[Dataset items]
· · · ·
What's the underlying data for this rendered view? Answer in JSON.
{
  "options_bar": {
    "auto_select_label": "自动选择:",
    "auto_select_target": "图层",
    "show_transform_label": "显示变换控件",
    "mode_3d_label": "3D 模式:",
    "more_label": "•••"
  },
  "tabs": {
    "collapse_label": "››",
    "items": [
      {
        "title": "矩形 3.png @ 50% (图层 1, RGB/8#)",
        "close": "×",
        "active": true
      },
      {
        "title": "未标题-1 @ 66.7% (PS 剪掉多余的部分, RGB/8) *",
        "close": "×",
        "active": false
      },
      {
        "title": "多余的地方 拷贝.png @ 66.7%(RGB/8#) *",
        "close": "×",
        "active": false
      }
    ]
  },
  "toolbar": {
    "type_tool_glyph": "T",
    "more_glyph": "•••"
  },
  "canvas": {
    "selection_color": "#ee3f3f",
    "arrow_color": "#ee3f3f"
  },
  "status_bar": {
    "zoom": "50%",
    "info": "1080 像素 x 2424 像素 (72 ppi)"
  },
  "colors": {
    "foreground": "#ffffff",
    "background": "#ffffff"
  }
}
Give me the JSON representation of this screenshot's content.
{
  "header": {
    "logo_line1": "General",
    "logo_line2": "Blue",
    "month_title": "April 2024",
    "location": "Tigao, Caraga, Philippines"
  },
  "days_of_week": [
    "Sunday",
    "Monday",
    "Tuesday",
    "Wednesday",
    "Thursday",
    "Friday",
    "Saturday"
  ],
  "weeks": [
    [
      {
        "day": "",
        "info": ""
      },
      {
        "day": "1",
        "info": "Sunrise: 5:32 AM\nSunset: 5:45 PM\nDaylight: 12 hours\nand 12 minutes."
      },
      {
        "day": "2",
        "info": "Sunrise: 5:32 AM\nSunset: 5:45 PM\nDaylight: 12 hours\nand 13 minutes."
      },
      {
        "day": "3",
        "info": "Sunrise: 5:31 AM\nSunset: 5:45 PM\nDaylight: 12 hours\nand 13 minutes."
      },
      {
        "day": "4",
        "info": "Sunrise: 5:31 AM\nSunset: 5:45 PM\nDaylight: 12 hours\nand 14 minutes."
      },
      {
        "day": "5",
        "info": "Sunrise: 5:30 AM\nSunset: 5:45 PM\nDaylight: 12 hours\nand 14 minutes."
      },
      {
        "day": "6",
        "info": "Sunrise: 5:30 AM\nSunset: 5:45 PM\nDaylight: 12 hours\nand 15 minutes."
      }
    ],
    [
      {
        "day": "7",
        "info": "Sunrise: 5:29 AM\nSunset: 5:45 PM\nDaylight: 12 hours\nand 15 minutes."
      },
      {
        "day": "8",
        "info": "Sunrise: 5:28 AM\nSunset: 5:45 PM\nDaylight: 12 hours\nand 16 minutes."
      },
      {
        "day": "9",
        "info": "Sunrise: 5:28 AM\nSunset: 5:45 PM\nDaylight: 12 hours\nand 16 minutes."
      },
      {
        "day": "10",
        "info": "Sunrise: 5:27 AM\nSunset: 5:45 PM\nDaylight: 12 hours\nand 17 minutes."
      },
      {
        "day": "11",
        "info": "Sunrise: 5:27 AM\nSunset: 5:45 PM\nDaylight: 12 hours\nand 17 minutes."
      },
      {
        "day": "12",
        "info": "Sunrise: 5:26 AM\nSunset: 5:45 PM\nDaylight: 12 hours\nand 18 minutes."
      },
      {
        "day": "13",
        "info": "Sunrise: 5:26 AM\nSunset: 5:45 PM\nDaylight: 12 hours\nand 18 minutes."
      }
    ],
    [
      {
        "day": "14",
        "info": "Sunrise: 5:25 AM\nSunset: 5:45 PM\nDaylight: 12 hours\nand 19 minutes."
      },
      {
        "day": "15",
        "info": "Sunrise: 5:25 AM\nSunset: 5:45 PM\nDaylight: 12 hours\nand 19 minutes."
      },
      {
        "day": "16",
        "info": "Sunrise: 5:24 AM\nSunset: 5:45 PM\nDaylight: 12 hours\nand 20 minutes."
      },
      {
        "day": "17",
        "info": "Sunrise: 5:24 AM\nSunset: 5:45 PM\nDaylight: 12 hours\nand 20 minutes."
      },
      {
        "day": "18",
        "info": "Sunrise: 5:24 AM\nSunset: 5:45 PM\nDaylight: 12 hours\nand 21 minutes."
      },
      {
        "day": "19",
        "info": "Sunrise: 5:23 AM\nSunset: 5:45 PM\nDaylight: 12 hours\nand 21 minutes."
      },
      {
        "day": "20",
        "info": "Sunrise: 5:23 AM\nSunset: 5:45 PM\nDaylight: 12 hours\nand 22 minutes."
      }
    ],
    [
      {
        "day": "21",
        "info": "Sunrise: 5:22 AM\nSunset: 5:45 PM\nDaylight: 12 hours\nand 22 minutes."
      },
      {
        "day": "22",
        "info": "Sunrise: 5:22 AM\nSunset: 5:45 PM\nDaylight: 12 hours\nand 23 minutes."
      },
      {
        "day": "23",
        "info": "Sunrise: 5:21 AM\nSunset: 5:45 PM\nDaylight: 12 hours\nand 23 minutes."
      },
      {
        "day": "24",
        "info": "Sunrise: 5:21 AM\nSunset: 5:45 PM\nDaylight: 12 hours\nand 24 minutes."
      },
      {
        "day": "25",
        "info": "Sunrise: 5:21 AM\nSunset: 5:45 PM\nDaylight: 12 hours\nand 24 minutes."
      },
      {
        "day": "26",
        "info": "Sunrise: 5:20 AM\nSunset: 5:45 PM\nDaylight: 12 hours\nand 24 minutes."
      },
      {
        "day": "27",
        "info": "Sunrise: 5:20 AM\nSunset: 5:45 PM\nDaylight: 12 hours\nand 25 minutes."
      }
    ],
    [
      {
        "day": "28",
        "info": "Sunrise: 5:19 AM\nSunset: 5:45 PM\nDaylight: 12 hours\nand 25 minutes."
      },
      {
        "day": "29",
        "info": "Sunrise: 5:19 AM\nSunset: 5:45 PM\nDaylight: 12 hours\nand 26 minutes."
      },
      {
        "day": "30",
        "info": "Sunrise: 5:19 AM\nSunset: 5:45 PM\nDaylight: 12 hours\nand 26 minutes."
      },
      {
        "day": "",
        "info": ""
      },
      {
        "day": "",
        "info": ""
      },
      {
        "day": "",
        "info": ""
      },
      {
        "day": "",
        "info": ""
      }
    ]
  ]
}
· · · ·
* **Task objective**
Type the material above out again, exactly.

* **Answer for this exercise**
What's the underlying data for this rendered view? Answer in JSON.
{
  "options_bar": {
    "auto_select_label": "自动选择:",
    "auto_select_target": "图层",
    "show_transform_label": "显示变换控件",
    "mode_3d_label": "3D 模式:",
    "more_label": "•••"
  },
  "tabs": {
    "collapse_label": "››",
    "items": [
      {
        "title": "矩形 3.png @ 50% (图层 1, RGB/8#)",
        "close": "×",
        "active": true
      },
      {
        "title": "未标题-1 @ 66.7% (PS 剪掉多余的部分, RGB/8) *",
        "close": "×",
        "active": false
      },
      {
        "title": "多余的地方 拷贝.png @ 66.7%(RGB/8#) *",
        "close": "×",
        "active": false
      }
    ]
  },
  "toolbar": {
    "type_tool_glyph": "T",
    "more_glyph": "•••"
  },
  "canvas": {
    "selection_color": "#ee3f3f",
    "arrow_color": "#ee3f3f"
  },
  "status_bar": {
    "zoom": "50%",
    "info": "1080 像素 x 2424 像素 (72 ppi)"
  },
  "colors": {
    "foreground": "#ffffff",
    "background": "#ffffff"
  }
}
Give me the JSON representation of this screenshot's content.
{
  "header": {
    "logo_line1": "General",
    "logo_line2": "Blue",
    "month_title": "April 2024",
    "location": "Tigao, Caraga, Philippines"
  },
  "days_of_week": [
    "Sunday",
    "Monday",
    "Tuesday",
    "Wednesday",
    "Thursday",
    "Friday",
    "Saturday"
  ],
  "weeks": [
    [
      {
        "day": "",
        "info": ""
      },
      {
        "day": "1",
        "info": "Sunrise: 5:32 AM\nSunset: 5:45 PM\nDaylight: 12 hours\nand 12 minutes."
      },
      {
        "day": "2",
        "info": "Sunrise: 5:32 AM\nSunset: 5:45 PM\nDaylight: 12 hours\nand 13 minutes."
      },
      {
        "day": "3",
        "info": "Sunrise: 5:31 AM\nSunset: 5:45 PM\nDaylight: 12 hours\nand 13 minutes."
      },
      {
        "day": "4",
        "info": "Sunrise: 5:31 AM\nSunset: 5:45 PM\nDaylight: 12 hours\nand 14 minutes."
      },
      {
        "day": "5",
        "info": "Sunrise: 5:30 AM\nSunset: 5:45 PM\nDaylight: 12 hours\nand 14 minutes."
      },
      {
        "day": "6",
        "info": "Sunrise: 5:30 AM\nSunset: 5:45 PM\nDaylight: 12 hours\nand 15 minutes."
      }
    ],
    [
      {
        "day": "7",
        "info": "Sunrise: 5:29 AM\nSunset: 5:45 PM\nDaylight: 12 hours\nand 15 minutes."
      },
      {
        "day": "8",
        "info": "Sunrise: 5:28 AM\nSunset: 5:45 PM\nDaylight: 12 hours\nand 16 minutes."
      },
      {
        "day": "9",
        "info": "Sunrise: 5:28 AM\nSunset: 5:45 PM\nDaylight: 12 hours\nand 16 minutes."
      },
      {
        "day": "10",
        "info": "Sunrise: 5:27 AM\nSunset: 5:45 PM\nDaylight: 12 hours\nand 17 minutes."
      },
      {
        "day": "11",
        "info": "Sunrise: 5:27 AM\nSunset: 5:45 PM\nDaylight: 12 hours\nand 17 minutes."
      },
      {
        "day": "12",
        "info": "Sunrise: 5:26 AM\nSunset: 5:45 PM\nDaylight: 12 hours\nand 18 minutes."
      },
      {
        "day": "13",
        "info": "Sunrise: 5:26 AM\nSunset: 5:45 PM\nDaylight: 12 hours\nand 18 minutes."
      }
    ],
    [
      {
        "day": "14",
        "info": "Sunrise: 5:25 AM\nSunset: 5:45 PM\nDaylight: 12 hours\nand 19 minutes."
      },
      {
        "day": "15",
        "info": "Sunrise: 5:25 AM\nSunset: 5:45 PM\nDaylight: 12 hours\nand 19 minutes."
      },
      {
        "day": "16",
        "info": "Sunrise: 5:24 AM\nSunset: 5:45 PM\nDaylight: 12 hours\nand 20 minutes."
      },
      {
        "day": "17",
        "info": "Sunrise: 5:24 AM\nSunset: 5:45 PM\nDaylight: 12 hours\nand 20 minutes."
      },
      {
        "day": "18",
        "info": "Sunrise: 5:24 AM\nSunset: 5:45 PM\nDaylight: 12 hours\nand 21 minutes."
      },
      {
        "day": "19",
        "info": "Sunrise: 5:23 AM\nSunset: 5:45 PM\nDaylight: 12 hours\nand 21 minutes."
      },
      {
        "day": "20",
        "info": "Sunrise: 5:23 AM\nSunset: 5:45 PM\nDaylight: 12 hours\nand 22 minutes."
      }
    ],
    [
      {
        "day": "21",
        "info": "Sunrise: 5:22 AM\nSunset: 5:45 PM\nDaylight: 12 hours\nand 22 minutes."
      },
      {
        "day": "22",
        "info": "Sunrise: 5:22 AM\nSunset: 5:45 PM\nDaylight: 12 hours\nand 23 minutes."
      },
      {
        "day": "23",
        "info": "Sunrise: 5:21 AM\nSunset: 5:45 PM\nDaylight: 12 hours\nand 23 minutes."
      },
      {
        "day": "24",
        "info": "Sunrise: 5:21 AM\nSunset: 5:45 PM\nDaylight: 12 hours\nand 24 minutes."
      },
      {
        "day": "25",
        "info": "Sunrise: 5:21 AM\nSunset: 5:45 PM\nDaylight: 12 hours\nand 24 minutes."
      },
      {
        "day": "26",
        "info": "Sunrise: 5:20 AM\nSunset: 5:45 PM\nDaylight: 12 hours\nand 24 minutes."
      },
      {
        "day": "27",
        "info": "Sunrise: 5:20 AM\nSunset: 5:45 PM\nDaylight: 12 hours\nand 25 minutes."
      }
    ],
    [
      {
        "day": "28",
        "info": "Sunrise: 5:19 AM\nSunset: 5:45 PM\nDaylight: 12 hours\nand 25 minutes."
      },
      {
        "day": "29",
        "info": "Sunrise: 5:19 AM\nSunset: 5:45 PM\nDaylight: 12 hours\nand 26 minutes."
      },
      {
        "day": "30",
        "info": "Sunrise: 5:19 AM\nSunset: 5:45 PM\nDaylight: 12 hours\nand 26 minutes."
      },
      {
        "day": "",
        "info": ""
      },
      {
        "day": "",
        "info": ""
      },
      {
        "day": "",
        "info": ""
      },
      {
        "day": "",
        "info": ""
      }
    ]
  ]
}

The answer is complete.